#### WHAT YOU WILL DO:
For the data below, report the number of lines that contain the string "Backward" and nothing else.

#### RECORDED INFORMATION:
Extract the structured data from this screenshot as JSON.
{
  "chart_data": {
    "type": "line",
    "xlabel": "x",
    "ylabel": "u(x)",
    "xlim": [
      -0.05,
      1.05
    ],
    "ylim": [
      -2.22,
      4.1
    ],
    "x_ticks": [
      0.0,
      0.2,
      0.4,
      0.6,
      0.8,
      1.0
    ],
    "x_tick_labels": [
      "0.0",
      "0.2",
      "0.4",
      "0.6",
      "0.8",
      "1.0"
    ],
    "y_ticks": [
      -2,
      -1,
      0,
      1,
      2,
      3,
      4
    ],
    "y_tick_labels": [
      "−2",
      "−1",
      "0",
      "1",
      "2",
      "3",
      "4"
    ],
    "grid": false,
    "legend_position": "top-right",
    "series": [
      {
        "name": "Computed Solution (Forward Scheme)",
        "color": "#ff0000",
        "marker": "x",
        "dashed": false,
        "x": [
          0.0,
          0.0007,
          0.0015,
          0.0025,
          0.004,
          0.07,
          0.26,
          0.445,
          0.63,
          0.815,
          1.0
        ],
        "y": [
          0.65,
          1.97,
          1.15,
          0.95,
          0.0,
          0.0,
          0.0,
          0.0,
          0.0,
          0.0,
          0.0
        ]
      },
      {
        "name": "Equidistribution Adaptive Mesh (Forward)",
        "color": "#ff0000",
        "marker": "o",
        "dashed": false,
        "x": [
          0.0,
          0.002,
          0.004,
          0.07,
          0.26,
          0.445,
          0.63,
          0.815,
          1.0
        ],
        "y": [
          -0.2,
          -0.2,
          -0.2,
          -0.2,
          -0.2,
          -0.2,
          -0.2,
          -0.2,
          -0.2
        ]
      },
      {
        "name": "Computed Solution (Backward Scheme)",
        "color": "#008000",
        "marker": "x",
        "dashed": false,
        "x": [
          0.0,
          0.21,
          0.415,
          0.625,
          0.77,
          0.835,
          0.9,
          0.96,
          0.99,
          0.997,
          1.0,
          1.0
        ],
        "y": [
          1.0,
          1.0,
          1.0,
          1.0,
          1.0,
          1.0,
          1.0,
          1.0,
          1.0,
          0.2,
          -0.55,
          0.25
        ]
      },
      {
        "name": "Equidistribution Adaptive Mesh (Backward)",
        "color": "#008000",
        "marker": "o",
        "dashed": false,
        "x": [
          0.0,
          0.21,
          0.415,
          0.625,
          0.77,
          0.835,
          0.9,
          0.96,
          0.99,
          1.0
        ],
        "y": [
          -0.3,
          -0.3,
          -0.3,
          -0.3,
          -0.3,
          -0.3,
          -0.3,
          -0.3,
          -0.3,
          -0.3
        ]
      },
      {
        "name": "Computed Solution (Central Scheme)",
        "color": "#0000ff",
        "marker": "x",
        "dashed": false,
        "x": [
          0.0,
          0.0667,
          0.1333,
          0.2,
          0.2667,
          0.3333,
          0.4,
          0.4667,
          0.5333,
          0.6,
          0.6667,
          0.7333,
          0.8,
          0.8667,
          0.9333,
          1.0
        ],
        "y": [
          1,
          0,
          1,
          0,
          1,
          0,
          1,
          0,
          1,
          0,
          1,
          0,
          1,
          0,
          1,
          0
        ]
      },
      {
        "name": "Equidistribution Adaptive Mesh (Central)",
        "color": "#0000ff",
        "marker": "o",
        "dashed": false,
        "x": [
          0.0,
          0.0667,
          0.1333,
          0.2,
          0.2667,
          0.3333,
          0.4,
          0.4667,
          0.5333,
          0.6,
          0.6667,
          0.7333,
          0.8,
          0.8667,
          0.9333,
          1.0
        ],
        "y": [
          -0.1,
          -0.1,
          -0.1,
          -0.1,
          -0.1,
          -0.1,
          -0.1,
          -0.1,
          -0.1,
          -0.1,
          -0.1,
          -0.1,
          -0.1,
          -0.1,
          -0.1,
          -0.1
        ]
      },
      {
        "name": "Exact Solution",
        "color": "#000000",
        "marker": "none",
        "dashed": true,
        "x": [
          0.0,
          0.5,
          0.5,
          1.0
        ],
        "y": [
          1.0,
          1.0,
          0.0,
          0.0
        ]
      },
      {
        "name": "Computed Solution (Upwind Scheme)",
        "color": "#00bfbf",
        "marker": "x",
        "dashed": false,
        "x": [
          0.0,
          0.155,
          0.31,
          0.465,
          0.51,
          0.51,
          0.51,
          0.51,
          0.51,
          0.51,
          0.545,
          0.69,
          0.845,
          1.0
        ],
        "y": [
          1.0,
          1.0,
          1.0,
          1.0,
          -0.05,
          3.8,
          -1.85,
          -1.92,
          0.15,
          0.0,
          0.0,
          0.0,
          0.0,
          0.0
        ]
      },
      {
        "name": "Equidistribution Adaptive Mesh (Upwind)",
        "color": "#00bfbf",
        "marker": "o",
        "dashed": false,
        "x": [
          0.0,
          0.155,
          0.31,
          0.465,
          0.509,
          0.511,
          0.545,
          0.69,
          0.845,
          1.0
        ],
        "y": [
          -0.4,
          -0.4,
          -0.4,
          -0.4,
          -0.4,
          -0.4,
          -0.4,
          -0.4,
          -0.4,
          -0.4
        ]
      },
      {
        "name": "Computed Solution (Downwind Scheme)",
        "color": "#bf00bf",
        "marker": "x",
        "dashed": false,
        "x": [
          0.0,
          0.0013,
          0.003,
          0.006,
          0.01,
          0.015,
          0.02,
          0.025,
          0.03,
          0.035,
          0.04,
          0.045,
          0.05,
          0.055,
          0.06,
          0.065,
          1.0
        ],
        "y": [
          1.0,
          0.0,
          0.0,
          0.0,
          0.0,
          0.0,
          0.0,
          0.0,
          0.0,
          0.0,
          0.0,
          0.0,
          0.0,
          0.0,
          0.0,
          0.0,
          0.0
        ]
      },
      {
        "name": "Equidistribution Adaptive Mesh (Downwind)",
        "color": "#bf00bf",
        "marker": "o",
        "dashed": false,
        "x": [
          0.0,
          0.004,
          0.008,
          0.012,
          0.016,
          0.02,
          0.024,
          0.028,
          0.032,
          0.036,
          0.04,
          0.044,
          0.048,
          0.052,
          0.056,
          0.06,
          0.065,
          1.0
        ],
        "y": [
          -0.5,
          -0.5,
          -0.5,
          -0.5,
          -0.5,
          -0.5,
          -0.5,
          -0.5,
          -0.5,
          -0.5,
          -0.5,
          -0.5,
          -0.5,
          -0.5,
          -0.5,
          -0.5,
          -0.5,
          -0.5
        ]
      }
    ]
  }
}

#### RESPONSE FOR THIS EXERCISE:
2